Stored data entries
____
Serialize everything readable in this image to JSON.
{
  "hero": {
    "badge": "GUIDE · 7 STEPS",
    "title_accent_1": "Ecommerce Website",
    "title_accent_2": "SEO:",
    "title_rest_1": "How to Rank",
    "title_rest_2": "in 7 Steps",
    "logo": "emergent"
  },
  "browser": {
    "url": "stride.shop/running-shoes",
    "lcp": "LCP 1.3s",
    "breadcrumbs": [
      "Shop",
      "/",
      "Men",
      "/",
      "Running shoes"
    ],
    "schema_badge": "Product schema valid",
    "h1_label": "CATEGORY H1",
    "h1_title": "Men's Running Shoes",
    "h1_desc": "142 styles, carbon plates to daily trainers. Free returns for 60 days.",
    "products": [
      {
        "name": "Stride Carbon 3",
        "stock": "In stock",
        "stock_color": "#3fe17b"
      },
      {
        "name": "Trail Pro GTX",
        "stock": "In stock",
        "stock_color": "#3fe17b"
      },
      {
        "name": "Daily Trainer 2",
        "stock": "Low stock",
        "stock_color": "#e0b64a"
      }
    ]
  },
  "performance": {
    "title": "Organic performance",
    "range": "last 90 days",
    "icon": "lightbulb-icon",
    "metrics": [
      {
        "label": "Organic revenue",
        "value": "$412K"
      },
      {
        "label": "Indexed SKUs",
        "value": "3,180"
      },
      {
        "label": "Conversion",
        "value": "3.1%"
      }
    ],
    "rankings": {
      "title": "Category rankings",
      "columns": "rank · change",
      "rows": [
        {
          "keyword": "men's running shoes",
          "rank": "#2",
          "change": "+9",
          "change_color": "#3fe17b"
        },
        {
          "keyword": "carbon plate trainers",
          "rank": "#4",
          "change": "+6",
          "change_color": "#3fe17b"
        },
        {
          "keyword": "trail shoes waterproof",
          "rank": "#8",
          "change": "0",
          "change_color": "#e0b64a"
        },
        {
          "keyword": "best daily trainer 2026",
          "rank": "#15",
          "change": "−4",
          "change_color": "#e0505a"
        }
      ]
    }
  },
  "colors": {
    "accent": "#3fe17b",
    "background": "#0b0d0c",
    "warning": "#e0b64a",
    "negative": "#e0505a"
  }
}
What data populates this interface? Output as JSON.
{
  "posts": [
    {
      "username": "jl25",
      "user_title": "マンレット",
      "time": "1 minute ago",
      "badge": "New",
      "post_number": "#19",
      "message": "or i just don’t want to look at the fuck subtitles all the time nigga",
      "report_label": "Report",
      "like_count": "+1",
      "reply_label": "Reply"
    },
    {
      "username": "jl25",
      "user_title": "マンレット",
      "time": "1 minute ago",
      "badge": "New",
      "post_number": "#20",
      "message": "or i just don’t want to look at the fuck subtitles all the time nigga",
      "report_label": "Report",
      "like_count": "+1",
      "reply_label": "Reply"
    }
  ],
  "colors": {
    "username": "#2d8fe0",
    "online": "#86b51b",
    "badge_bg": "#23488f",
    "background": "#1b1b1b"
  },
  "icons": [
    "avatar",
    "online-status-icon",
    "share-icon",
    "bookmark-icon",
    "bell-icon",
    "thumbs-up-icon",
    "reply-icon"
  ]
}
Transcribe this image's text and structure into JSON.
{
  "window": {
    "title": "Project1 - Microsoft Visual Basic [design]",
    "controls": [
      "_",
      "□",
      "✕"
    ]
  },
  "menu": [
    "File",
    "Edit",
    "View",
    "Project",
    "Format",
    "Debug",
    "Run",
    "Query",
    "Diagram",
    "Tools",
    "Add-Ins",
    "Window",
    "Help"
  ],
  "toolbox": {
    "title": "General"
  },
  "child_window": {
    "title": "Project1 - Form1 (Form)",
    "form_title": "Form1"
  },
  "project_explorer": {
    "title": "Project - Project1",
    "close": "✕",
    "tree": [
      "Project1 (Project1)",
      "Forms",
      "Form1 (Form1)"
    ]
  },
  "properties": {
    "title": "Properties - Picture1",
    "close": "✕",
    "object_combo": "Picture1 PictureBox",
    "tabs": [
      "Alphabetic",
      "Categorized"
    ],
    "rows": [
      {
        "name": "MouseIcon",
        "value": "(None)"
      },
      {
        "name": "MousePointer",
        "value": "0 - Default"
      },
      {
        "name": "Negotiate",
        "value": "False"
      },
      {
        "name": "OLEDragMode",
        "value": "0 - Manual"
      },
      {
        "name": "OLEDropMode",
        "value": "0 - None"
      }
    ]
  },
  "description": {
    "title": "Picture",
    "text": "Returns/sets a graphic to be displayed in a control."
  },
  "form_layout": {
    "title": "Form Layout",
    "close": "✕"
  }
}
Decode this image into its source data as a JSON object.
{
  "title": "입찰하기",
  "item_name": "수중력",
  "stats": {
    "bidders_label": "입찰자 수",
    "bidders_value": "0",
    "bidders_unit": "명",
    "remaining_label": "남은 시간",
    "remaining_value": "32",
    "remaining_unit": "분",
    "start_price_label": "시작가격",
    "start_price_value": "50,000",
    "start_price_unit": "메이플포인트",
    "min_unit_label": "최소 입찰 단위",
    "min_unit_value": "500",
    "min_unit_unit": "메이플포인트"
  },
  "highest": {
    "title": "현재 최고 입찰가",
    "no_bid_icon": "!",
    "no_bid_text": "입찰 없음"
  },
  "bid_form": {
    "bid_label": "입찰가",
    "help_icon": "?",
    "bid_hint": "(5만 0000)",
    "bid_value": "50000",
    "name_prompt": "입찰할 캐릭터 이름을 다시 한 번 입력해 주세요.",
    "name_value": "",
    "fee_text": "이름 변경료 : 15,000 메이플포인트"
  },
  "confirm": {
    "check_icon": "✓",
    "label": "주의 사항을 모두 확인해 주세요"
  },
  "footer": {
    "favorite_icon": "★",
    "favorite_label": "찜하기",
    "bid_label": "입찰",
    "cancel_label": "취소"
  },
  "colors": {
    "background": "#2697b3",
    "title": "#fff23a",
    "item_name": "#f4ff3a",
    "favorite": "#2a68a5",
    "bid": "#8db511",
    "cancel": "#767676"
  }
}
____
*EXERCISE GOAL*
Write out the data again, exactly and in full.

*RESPONSE BELOW*
Serialize everything readable in this image to JSON.
{
  "hero": {
    "badge": "GUIDE · 7 STEPS",
    "title_accent_1": "Ecommerce Website",
    "title_accent_2": "SEO:",
    "title_rest_1": "How to Rank",
    "title_rest_2": "in 7 Steps",
    "logo": "emergent"
  },
  "browser": {
    "url": "stride.shop/running-shoes",
    "lcp": "LCP 1.3s",
    "breadcrumbs": [
      "Shop",
      "/",
      "Men",
      "/",
      "Running shoes"
    ],
    "schema_badge": "Product schema valid",
    "h1_label": "CATEGORY H1",
    "h1_title": "Men's Running Shoes",
    "h1_desc": "142 styles, carbon plates to daily trainers. Free returns for 60 days.",
    "products": [
      {
        "name": "Stride Carbon 3",
        "stock": "In stock",
        "stock_color": "#3fe17b"
      },
      {
        "name": "Trail Pro GTX",
        "stock": "In stock",
        "stock_color": "#3fe17b"
      },
      {
        "name": "Daily Trainer 2",
        "stock": "Low stock",
        "stock_color": "#e0b64a"
      }
    ]
  },
  "performance": {
    "title": "Organic performance",
    "range": "last 90 days",
    "icon": "lightbulb-icon",
    "metrics": [
      {
        "label": "Organic revenue",
        "value": "$412K"
      },
      {
        "label": "Indexed SKUs",
        "value": "3,180"
      },
      {
        "label": "Conversion",
        "value": "3.1%"
      }
    ],
    "rankings": {
      "title": "Category rankings",
      "columns": "rank · change",
      "rows": [
        {
          "keyword": "men's running shoes",
          "rank": "#2",
          "change": "+9",
          "change_color": "#3fe17b"
        },
        {
          "keyword": "carbon plate trainers",
          "rank": "#4",
          "change": "+6",
          "change_color": "#3fe17b"
        },
        {
          "keyword": "trail shoes waterproof",
          "rank": "#8",
          "change": "0",
          "change_color": "#e0b64a"
        },
        {
          "keyword": "best daily trainer 2026",
          "rank": "#15",
          "change": "−4",
          "change_color": "#e0505a"
        }
      ]
    }
  },
  "colors": {
    "accent": "#3fe17b",
    "background": "#0b0d0c",
    "warning": "#e0b64a",
    "negative": "#e0505a"
  }
}
What data populates this interface? Output as JSON.
{
  "posts": [
    {
      "username": "jl25",
      "user_title": "マンレット",
      "time": "1 minute ago",
      "badge": "New",
      "post_number": "#19",
      "message": "or i just don’t want to look at the fuck subtitles all the time nigga",
      "report_label": "Report",
      "like_count": "+1",
      "reply_label": "Reply"
    },
    {
      "username": "jl25",
      "user_title": "マンレット",
      "time": "1 minute ago",
      "badge": "New",
      "post_number": "#20",
      "message": "or i just don’t want to look at the fuck subtitles all the time nigga",
      "report_label": "Report",
      "like_count": "+1",
      "reply_label": "Reply"
    }
  ],
  "colors": {
    "username": "#2d8fe0",
    "online": "#86b51b",
    "badge_bg": "#23488f",
    "background": "#1b1b1b"
  },
  "icons": [
    "avatar",
    "online-status-icon",
    "share-icon",
    "bookmark-icon",
    "bell-icon",
    "thumbs-up-icon",
    "reply-icon"
  ]
}
Transcribe this image's text and structure into JSON.
{
  "window": {
    "title": "Project1 - Microsoft Visual Basic [design]",
    "controls": [
      "_",
      "□",
      "✕"
    ]
  },
  "menu": [
    "File",
    "Edit",
    "View",
    "Project",
    "Format",
    "Debug",
    "Run",
    "Query",
    "Diagram",
    "Tools",
    "Add-Ins",
    "Window",
    "Help"
  ],
  "toolbox": {
    "title": "General"
  },
  "child_window": {
    "title": "Project1 - Form1 (Form)",
    "form_title": "Form1"
  },
  "project_explorer": {
    "title": "Project - Project1",
    "close": "✕",
    "tree": [
      "Project1 (Project1)",
      "Forms",
      "Form1 (Form1)"
    ]
  },
  "properties": {
    "title": "Properties - Picture1",
    "close": "✕",
    "object_combo": "Picture1 PictureBox",
    "tabs": [
      "Alphabetic",
      "Categorized"
    ],
    "rows": [
      {
        "name": "MouseIcon",
        "value": "(None)"
      },
      {
        "name": "MousePointer",
        "value": "0 - Default"
      },
      {
        "name": "Negotiate",
        "value": "False"
      },
      {
        "name": "OLEDragMode",
        "value": "0 - Manual"
      },
      {
        "name": "OLEDropMode",
        "value": "0 - None"
      }
    ]
  },
  "description": {
    "title": "Picture",
    "text": "Returns/sets a graphic to be displayed in a control."
  },
  "form_layout": {
    "title": "Form Layout",
    "close": "✕"
  }
}
Decode this image into its source data as a JSON object.
{
  "title": "입찰하기",
  "item_name": "수중력",
  "stats": {
    "bidders_label": "입찰자 수",
    "bidders_value": "0",
    "bidders_unit": "명",
    "remaining_label": "남은 시간",
    "remaining_value": "32",
    "remaining_unit": "분",
    "start_price_label": "시작가격",
    "start_price_value": "50,000",
    "start_price_unit": "메이플포인트",
    "min_unit_label": "최소 입찰 단위",
    "min_unit_value": "500",
    "min_unit_unit": "메이플포인트"
  },
  "highest": {
    "title": "현재 최고 입찰가",
    "no_bid_icon": "!",
    "no_bid_text": "입찰 없음"
  },
  "bid_form": {
    "bid_label": "입찰가",
    "help_icon": "?",
    "bid_hint": "(5만 0000)",
    "bid_value": "50000",
    "name_prompt": "입찰할 캐릭터 이름을 다시 한 번 입력해 주세요.",
    "name_value": "",
    "fee_text": "이름 변경료 : 15,000 메이플포인트"
  },
  "confirm": {
    "check_icon": "✓",
    "label": "주의 사항을 모두 확인해 주세요"
  },
  "footer": {
    "favorite_icon": "★",
    "favorite_label": "찜하기",
    "bid_label": "입찰",
    "cancel_label": "취소"
  },
  "colors": {
    "background": "#2697b3",
    "title": "#fff23a",
    "item_name": "#f4ff3a",
    "favorite": "#2a68a5",
    "bid": "#8db511",
    "cancel": "#767676"
  }
}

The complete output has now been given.